#### What you will do
Give back every line of the material exactly, as it appears below.

===== Dataset entries

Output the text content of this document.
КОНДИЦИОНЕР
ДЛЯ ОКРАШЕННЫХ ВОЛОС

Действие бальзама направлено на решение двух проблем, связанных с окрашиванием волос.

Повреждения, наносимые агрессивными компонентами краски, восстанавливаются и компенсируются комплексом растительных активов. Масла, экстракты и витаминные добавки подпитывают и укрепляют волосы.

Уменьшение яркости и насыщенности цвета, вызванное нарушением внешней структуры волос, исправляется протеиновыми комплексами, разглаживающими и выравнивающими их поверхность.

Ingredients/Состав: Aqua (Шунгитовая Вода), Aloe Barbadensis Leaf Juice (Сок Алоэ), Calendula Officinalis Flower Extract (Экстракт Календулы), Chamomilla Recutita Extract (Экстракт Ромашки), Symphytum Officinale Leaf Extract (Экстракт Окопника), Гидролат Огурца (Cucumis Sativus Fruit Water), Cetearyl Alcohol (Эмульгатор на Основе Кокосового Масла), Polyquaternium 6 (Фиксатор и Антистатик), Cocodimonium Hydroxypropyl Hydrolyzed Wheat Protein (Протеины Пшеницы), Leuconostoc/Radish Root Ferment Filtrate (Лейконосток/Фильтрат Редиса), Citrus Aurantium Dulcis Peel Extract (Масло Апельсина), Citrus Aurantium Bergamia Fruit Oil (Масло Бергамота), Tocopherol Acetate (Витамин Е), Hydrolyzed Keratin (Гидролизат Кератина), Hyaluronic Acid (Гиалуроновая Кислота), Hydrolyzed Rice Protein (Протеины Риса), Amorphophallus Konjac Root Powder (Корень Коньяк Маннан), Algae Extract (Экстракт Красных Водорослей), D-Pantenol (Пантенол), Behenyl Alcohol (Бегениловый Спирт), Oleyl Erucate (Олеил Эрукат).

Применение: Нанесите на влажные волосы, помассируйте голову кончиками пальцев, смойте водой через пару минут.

==========

#### Answer to the exercise
Output the text content of this document.
КОНДИЦИОНЕР
ДЛЯ ОКРАШЕННЫХ ВОЛОС

Действие бальзама направлено на решение двух проблем, связанных с окрашиванием волос.

Повреждения, наносимые агрессивными компонентами краски, восстанавливаются и компенсируются комплексом растительных активов. Масла, экстракты и витаминные добавки подпитывают и укрепляют волосы.

Уменьшение яркости и насыщенности цвета, вызванное нарушением внешней структуры волос, исправляется протеиновыми комплексами, разглаживающими и выравнивающими их поверхность.

Ingredients/Состав: Aqua (Шунгитовая Вода), Aloe Barbadensis Leaf Juice (Сок Алоэ), Calendula Officinalis Flower Extract (Экстракт Календулы), Chamomilla Recutita Extract (Экстракт Ромашки), Symphytum Officinale Leaf Extract (Экстракт Окопника), Гидролат Огурца (Cucumis Sativus Fruit Water), Cetearyl Alcohol (Эмульгатор на Основе Кокосового Масла), Polyquaternium 6 (Фиксатор и Антистатик), Cocodimonium Hydroxypropyl Hydrolyzed Wheat Protein (Протеины Пшеницы), Leuconostoc/Radish Root Ferment Filtrate (Лейконосток/Фильтрат Редиса), Citrus Aurantium Dulcis Peel Extract (Масло Апельсина), Citrus Aurantium Bergamia Fruit Oil (Масло Бергамота), Tocopherol Acetate (Витамин Е), Hydrolyzed Keratin (Гидролизат Кератина), Hyaluronic Acid (Гиалуроновая Кислота), Hydrolyzed Rice Protein (Протеины Риса), Amorphophallus Konjac Root Powder (Корень Коньяк Маннан), Algae Extract (Экстракт Красных Водорослей), D-Pantenol (Пантенол), Behenyl Alcohol (Бегениловый Спирт), Oleyl Erucate (Олеил Эрукат).

Применение: Нанесите на влажные волосы, помассируйте голову кончиками пальцев, смойте водой через пару минут.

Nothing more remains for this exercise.